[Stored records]
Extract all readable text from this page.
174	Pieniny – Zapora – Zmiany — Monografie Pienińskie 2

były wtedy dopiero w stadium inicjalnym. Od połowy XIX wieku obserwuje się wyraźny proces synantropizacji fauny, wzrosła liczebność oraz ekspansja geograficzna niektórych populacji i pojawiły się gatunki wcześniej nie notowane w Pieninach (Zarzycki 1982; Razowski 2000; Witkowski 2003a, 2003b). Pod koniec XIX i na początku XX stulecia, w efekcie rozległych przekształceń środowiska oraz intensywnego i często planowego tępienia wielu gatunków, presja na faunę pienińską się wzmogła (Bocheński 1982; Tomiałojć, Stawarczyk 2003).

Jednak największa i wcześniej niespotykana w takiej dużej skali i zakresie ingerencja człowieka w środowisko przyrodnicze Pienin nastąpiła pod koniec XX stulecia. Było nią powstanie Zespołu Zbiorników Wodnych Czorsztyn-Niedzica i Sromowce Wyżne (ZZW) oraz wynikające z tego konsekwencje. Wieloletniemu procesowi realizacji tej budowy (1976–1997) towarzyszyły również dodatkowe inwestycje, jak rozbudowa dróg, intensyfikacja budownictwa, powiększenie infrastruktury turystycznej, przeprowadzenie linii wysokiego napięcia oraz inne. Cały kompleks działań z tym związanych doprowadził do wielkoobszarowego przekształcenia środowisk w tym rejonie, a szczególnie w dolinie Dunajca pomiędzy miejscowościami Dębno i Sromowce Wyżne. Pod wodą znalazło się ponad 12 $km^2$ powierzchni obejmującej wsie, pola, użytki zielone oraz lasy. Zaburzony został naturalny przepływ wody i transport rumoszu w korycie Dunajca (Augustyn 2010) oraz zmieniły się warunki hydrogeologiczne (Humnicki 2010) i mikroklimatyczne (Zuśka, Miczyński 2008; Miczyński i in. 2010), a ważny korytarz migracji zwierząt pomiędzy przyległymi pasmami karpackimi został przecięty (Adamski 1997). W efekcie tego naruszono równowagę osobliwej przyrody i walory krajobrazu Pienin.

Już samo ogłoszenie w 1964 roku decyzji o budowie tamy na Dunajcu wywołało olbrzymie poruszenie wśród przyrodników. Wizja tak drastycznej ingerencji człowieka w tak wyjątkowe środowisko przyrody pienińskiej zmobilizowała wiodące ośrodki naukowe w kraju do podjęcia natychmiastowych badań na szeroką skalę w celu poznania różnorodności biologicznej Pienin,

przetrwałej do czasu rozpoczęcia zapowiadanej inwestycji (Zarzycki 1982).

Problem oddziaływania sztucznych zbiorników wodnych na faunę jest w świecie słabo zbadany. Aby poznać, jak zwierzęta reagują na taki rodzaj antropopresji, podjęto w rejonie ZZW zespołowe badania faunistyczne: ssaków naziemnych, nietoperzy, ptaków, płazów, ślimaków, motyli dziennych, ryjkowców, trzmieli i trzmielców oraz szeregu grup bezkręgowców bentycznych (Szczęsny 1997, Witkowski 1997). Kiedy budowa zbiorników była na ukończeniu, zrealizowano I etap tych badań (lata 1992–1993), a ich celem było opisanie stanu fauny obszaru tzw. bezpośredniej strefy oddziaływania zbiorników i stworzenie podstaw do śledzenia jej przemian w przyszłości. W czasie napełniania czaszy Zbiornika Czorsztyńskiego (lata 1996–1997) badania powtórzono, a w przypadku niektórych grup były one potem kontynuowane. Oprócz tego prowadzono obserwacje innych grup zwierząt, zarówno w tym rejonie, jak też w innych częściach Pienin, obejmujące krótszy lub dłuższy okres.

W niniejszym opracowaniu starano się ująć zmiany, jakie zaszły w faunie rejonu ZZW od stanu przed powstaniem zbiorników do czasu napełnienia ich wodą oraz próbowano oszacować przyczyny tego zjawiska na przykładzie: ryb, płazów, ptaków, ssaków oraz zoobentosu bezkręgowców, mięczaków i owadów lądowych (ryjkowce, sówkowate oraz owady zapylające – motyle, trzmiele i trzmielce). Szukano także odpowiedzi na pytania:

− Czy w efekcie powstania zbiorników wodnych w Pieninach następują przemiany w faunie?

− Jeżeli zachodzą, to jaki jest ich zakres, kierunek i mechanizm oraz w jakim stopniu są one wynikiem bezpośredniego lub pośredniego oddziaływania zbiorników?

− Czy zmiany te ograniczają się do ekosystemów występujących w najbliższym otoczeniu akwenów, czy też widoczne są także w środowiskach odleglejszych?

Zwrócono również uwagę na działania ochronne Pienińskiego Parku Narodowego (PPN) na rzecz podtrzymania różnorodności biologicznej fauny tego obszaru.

- Stated task: Return every line above in which the string "czasu" occurs.

- Right answer:
przetrwałej do czasu rozpoczęcia zapowiadanej inwestycji (Zarzycki 1982).
W niniejszym opracowaniu starano się ująć zmiany, jakie zaszły w faunie rejonu ZZW od stanu przed powstaniem zbiorników do czasu napełnienia ich wodą oraz próbowano oszacować przyczyny tego zjawiska na przykładzie: ryb, płazów, ptaków, ssaków oraz zoobentosu bezkręgowców, mięczaków i owadów lądowych (ryjkowce, sówkowate oraz owady zapylające – motyle, trzmiele i trzmielce). Szukano także odpowiedzi na pytania:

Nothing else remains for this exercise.